Copy out all the records, word for word.

Supplied material:
◇ ◇ ◇ ◇ ◇

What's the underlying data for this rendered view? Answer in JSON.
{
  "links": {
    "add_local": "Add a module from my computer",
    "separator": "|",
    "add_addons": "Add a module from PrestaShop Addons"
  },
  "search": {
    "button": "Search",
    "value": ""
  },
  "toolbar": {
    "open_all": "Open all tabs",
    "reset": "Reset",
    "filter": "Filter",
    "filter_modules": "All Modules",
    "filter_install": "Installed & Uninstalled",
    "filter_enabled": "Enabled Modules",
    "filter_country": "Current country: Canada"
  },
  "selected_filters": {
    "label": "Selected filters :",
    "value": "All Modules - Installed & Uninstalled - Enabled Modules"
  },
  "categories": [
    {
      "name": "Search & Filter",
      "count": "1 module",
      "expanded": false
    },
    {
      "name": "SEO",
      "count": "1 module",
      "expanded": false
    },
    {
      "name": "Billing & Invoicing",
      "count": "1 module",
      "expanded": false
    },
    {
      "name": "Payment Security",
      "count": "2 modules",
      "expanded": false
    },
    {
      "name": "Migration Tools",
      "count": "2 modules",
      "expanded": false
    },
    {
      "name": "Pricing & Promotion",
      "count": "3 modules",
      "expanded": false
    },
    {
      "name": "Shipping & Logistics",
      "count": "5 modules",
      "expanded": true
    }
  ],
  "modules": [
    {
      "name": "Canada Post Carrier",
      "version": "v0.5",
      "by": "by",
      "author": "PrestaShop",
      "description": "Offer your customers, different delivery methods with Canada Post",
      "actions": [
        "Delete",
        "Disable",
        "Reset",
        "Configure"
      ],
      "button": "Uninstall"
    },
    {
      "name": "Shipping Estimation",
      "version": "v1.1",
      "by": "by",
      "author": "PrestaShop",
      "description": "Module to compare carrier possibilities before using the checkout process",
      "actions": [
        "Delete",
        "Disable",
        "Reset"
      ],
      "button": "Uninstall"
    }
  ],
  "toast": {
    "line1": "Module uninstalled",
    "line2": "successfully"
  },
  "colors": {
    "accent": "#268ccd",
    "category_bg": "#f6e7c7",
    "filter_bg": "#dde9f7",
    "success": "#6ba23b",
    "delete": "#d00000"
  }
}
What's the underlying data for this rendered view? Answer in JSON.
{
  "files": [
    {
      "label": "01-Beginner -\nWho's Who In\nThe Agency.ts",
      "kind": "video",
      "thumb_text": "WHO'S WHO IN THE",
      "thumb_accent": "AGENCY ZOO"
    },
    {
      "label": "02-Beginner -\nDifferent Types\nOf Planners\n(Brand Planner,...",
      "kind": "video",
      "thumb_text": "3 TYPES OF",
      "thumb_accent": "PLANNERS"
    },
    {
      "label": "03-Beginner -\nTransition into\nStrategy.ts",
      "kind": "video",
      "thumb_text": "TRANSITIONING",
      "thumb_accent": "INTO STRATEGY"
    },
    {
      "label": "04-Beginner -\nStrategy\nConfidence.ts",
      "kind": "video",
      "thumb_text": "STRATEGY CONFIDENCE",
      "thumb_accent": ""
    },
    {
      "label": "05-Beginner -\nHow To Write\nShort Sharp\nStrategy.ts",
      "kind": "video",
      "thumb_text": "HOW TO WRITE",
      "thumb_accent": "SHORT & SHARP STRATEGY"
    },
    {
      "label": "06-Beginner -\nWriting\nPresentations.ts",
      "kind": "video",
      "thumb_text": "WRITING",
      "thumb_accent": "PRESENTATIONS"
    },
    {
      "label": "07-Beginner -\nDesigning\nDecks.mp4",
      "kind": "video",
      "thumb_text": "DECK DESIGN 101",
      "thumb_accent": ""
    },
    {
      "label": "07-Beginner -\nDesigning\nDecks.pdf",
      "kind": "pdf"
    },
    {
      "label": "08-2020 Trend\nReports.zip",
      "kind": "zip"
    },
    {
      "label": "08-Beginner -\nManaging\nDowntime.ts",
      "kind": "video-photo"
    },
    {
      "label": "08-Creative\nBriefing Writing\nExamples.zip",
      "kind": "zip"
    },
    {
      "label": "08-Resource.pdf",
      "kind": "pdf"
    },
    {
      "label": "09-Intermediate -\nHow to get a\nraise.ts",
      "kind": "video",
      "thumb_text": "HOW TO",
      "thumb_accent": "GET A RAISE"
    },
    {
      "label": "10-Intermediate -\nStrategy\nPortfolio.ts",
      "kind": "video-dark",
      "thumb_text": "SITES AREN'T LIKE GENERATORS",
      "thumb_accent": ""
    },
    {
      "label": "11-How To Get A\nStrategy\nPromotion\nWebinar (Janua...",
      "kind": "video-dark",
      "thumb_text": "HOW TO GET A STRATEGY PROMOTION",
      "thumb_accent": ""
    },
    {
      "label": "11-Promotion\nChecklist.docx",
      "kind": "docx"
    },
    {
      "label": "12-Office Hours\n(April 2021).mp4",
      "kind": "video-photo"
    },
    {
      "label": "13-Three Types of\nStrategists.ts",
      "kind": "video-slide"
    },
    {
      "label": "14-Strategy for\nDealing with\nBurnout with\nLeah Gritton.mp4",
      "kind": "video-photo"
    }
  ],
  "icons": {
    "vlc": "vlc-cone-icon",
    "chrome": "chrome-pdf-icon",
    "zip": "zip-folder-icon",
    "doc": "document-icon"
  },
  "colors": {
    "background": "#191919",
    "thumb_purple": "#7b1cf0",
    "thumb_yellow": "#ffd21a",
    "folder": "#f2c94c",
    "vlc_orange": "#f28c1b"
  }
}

◇ ◇ ◇ ◇ ◇

Solved exercise:
What's the underlying data for this rendered view? Answer in JSON.
{
  "links": {
    "add_local": "Add a module from my computer",
    "separator": "|",
    "add_addons": "Add a module from PrestaShop Addons"
  },
  "search": {
    "button": "Search",
    "value": ""
  },
  "toolbar": {
    "open_all": "Open all tabs",
    "reset": "Reset",
    "filter": "Filter",
    "filter_modules": "All Modules",
    "filter_install": "Installed & Uninstalled",
    "filter_enabled": "Enabled Modules",
    "filter_country": "Current country: Canada"
  },
  "selected_filters": {
    "label": "Selected filters :",
    "value": "All Modules - Installed & Uninstalled - Enabled Modules"
  },
  "categories": [
    {
      "name": "Search & Filter",
      "count": "1 module",
      "expanded": false
    },
    {
      "name": "SEO",
      "count": "1 module",
      "expanded": false
    },
    {
      "name": "Billing & Invoicing",
      "count": "1 module",
      "expanded": false
    },
    {
      "name": "Payment Security",
      "count": "2 modules",
      "expanded": false
    },
    {
      "name": "Migration Tools",
      "count": "2 modules",
      "expanded": false
    },
    {
      "name": "Pricing & Promotion",
      "count": "3 modules",
      "expanded": false
    },
    {
      "name": "Shipping & Logistics",
      "count": "5 modules",
      "expanded": true
    }
  ],
  "modules": [
    {
      "name": "Canada Post Carrier",
      "version": "v0.5",
      "by": "by",
      "author": "PrestaShop",
      "description": "Offer your customers, different delivery methods with Canada Post",
      "actions": [
        "Delete",
        "Disable",
        "Reset",
        "Configure"
      ],
      "button": "Uninstall"
    },
    {
      "name": "Shipping Estimation",
      "version": "v1.1",
      "by": "by",
      "author": "PrestaShop",
      "description": "Module to compare carrier possibilities before using the checkout process",
      "actions": [
        "Delete",
        "Disable",
        "Reset"
      ],
      "button": "Uninstall"
    }
  ],
  "toast": {
    "line1": "Module uninstalled",
    "line2": "successfully"
  },
  "colors": {
    "accent": "#268ccd",
    "category_bg": "#f6e7c7",
    "filter_bg": "#dde9f7",
    "success": "#6ba23b",
    "delete": "#d00000"
  }
}
What's the underlying data for this rendered view? Answer in JSON.
{
  "files": [
    {
      "label": "01-Beginner -\nWho's Who In\nThe Agency.ts",
      "kind": "video",
      "thumb_text": "WHO'S WHO IN THE",
      "thumb_accent": "AGENCY ZOO"
    },
    {
      "label": "02-Beginner -\nDifferent Types\nOf Planners\n(Brand Planner,...",
      "kind": "video",
      "thumb_text": "3 TYPES OF",
      "thumb_accent": "PLANNERS"
    },
    {
      "label": "03-Beginner -\nTransition into\nStrategy.ts",
      "kind": "video",
      "thumb_text": "TRANSITIONING",
      "thumb_accent": "INTO STRATEGY"
    },
    {
      "label": "04-Beginner -\nStrategy\nConfidence.ts",
      "kind": "video",
      "thumb_text": "STRATEGY CONFIDENCE",
      "thumb_accent": ""
    },
    {
      "label": "05-Beginner -\nHow To Write\nShort Sharp\nStrategy.ts",
      "kind": "video",
      "thumb_text": "HOW TO WRITE",
      "thumb_accent": "SHORT & SHARP STRATEGY"
    },
    {
      "label": "06-Beginner -\nWriting\nPresentations.ts",
      "kind": "video",
      "thumb_text": "WRITING",
      "thumb_accent": "PRESENTATIONS"
    },
    {
      "label": "07-Beginner -\nDesigning\nDecks.mp4",
      "kind": "video",
      "thumb_text": "DECK DESIGN 101",
      "thumb_accent": ""
    },
    {
      "label": "07-Beginner -\nDesigning\nDecks.pdf",
      "kind": "pdf"
    },
    {
      "label": "08-2020 Trend\nReports.zip",
      "kind": "zip"
    },
    {
      "label": "08-Beginner -\nManaging\nDowntime.ts",
      "kind": "video-photo"
    },
    {
      "label": "08-Creative\nBriefing Writing\nExamples.zip",
      "kind": "zip"
    },
    {
      "label": "08-Resource.pdf",
      "kind": "pdf"
    },
    {
      "label": "09-Intermediate -\nHow to get a\nraise.ts",
      "kind": "video",
      "thumb_text": "HOW TO",
      "thumb_accent": "GET A RAISE"
    },
    {
      "label": "10-Intermediate -\nStrategy\nPortfolio.ts",
      "kind": "video-dark",
      "thumb_text": "SITES AREN'T LIKE GENERATORS",
      "thumb_accent": ""
    },
    {
      "label": "11-How To Get A\nStrategy\nPromotion\nWebinar (Janua...",
      "kind": "video-dark",
      "thumb_text": "HOW TO GET A STRATEGY PROMOTION",
      "thumb_accent": ""
    },
    {
      "label": "11-Promotion\nChecklist.docx",
      "kind": "docx"
    },
    {
      "label": "12-Office Hours\n(April 2021).mp4",
      "kind": "video-photo"
    },
    {
      "label": "13-Three Types of\nStrategists.ts",
      "kind": "video-slide"
    },
    {
      "label": "14-Strategy for\nDealing with\nBurnout with\nLeah Gritton.mp4",
      "kind": "video-photo"
    }
  ],
  "icons": {
    "vlc": "vlc-cone-icon",
    "chrome": "chrome-pdf-icon",
    "zip": "zip-folder-icon",
    "doc": "document-icon"
  },
  "colors": {
    "background": "#191919",
    "thumb_purple": "#7b1cf0",
    "thumb_yellow": "#ffd21a",
    "folder": "#f2c94c",
    "vlc_orange": "#f28c1b"
  }
}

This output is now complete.